> [Given task] Of all the lines in these entries, how many contain the string "прочих"? Give only that count.
>> begin
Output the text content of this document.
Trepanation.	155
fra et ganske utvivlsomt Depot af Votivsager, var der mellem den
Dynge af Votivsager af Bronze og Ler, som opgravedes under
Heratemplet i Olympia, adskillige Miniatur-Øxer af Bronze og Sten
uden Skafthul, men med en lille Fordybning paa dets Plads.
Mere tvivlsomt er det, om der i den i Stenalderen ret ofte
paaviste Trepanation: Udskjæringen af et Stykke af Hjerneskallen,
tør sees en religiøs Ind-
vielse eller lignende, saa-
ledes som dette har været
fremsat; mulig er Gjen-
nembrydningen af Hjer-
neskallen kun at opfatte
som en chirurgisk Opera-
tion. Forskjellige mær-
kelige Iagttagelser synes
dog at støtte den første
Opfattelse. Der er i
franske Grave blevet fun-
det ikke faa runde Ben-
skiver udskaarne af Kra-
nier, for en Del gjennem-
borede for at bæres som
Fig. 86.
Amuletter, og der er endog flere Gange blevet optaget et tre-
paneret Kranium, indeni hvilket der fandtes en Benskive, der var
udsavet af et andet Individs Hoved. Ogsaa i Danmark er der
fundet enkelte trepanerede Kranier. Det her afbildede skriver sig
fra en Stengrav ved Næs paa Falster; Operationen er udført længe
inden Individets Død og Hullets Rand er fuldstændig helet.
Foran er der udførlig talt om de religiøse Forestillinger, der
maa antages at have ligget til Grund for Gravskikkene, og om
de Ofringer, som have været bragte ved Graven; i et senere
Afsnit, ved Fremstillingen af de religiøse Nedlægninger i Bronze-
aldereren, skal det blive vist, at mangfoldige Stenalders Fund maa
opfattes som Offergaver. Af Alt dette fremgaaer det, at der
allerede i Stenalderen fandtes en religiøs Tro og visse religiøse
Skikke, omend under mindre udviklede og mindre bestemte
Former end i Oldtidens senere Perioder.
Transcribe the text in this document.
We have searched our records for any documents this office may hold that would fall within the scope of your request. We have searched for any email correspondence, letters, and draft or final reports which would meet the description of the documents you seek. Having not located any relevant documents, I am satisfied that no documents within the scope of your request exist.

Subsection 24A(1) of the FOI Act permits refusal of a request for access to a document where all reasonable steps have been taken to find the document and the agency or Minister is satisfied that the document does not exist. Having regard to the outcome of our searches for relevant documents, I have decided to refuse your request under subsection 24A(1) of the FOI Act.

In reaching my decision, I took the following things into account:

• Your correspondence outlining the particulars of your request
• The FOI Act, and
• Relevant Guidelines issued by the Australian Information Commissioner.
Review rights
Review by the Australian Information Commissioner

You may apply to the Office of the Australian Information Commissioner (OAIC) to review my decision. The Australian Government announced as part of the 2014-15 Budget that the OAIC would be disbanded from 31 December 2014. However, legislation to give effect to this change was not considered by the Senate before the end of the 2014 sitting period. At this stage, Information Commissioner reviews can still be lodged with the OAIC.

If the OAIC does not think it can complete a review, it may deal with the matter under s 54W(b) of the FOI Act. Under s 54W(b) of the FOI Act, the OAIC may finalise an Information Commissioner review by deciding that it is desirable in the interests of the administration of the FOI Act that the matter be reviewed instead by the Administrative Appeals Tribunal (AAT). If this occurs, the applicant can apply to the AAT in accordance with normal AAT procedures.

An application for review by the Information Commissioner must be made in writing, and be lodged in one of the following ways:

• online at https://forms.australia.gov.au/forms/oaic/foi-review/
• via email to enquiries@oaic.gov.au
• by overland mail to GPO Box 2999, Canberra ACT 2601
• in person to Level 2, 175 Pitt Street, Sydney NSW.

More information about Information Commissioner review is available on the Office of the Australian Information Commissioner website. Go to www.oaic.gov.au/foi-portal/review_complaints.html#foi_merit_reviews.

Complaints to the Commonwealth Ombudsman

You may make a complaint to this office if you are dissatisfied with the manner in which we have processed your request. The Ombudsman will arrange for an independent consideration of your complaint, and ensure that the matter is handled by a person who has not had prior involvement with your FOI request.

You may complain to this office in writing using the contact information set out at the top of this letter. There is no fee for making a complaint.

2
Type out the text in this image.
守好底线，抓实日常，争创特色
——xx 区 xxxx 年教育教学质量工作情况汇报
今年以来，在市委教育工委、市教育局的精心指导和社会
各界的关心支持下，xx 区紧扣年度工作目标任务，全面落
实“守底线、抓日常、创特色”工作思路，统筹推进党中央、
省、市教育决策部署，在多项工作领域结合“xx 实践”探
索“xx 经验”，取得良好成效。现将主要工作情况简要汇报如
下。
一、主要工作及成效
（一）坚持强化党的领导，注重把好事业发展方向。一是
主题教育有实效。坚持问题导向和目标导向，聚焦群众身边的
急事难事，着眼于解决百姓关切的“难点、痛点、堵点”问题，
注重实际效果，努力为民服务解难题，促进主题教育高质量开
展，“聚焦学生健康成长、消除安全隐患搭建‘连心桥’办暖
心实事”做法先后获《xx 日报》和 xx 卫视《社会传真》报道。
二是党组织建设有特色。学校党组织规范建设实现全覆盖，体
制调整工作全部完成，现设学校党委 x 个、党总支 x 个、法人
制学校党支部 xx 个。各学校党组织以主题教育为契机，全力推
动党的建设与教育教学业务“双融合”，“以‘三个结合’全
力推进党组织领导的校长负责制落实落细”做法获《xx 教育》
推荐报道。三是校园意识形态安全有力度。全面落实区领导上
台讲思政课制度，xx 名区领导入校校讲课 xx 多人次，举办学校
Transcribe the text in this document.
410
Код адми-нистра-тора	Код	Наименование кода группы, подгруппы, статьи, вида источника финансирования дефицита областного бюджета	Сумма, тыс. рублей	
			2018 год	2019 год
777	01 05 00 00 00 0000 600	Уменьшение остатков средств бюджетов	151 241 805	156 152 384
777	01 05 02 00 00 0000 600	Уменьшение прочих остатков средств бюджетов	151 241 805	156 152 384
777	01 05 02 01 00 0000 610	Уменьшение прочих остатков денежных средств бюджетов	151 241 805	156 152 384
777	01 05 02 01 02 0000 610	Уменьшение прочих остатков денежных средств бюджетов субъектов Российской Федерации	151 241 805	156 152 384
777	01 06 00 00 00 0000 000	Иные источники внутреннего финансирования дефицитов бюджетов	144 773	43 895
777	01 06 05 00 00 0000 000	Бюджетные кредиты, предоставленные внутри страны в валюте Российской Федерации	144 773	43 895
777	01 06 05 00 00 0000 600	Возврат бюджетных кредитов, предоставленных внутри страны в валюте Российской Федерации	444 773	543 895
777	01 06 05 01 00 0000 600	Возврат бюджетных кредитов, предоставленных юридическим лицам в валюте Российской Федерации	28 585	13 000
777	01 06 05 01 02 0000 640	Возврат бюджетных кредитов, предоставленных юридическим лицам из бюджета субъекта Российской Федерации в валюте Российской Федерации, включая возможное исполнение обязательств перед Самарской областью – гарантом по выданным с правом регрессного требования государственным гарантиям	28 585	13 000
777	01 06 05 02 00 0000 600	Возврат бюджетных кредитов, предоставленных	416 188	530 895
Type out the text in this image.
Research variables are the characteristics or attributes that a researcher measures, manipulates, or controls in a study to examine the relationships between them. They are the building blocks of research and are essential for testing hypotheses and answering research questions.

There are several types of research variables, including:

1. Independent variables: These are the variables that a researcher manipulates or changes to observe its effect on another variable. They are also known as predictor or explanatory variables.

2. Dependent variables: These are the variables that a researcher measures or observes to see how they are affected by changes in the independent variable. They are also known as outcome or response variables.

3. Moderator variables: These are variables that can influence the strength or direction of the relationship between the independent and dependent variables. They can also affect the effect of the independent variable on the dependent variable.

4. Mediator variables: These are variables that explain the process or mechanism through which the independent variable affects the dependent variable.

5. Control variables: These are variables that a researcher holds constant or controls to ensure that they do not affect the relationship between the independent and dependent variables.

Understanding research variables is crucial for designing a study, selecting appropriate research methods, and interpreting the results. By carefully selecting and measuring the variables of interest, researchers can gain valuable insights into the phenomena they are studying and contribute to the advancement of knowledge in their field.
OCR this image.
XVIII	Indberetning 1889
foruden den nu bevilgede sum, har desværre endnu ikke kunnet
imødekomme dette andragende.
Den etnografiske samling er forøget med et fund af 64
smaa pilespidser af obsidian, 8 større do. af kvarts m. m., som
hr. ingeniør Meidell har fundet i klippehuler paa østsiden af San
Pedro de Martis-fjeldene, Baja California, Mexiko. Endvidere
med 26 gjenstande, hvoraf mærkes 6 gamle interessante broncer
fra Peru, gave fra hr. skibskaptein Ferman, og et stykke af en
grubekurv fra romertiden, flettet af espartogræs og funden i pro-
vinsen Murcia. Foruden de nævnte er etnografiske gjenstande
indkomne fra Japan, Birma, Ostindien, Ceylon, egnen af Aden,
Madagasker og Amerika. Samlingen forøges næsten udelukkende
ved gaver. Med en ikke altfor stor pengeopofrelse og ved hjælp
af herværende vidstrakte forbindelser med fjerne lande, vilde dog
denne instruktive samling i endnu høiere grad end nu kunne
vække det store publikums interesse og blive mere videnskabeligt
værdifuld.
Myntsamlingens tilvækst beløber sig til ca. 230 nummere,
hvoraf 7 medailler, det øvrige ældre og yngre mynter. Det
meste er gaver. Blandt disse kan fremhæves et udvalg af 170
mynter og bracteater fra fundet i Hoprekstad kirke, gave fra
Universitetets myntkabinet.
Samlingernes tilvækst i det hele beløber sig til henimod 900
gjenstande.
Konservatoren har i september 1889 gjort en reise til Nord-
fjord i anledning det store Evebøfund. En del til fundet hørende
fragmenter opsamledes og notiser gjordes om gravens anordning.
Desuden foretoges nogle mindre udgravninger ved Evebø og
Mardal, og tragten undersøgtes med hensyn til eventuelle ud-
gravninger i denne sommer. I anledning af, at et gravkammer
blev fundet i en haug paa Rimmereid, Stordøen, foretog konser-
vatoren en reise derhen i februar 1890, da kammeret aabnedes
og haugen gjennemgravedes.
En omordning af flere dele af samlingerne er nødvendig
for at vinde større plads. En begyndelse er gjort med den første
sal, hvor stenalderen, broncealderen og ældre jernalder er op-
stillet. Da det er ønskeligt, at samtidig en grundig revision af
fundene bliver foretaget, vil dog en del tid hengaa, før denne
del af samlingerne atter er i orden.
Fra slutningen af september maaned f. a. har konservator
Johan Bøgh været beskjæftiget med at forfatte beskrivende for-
>> end
> [Written answer] 3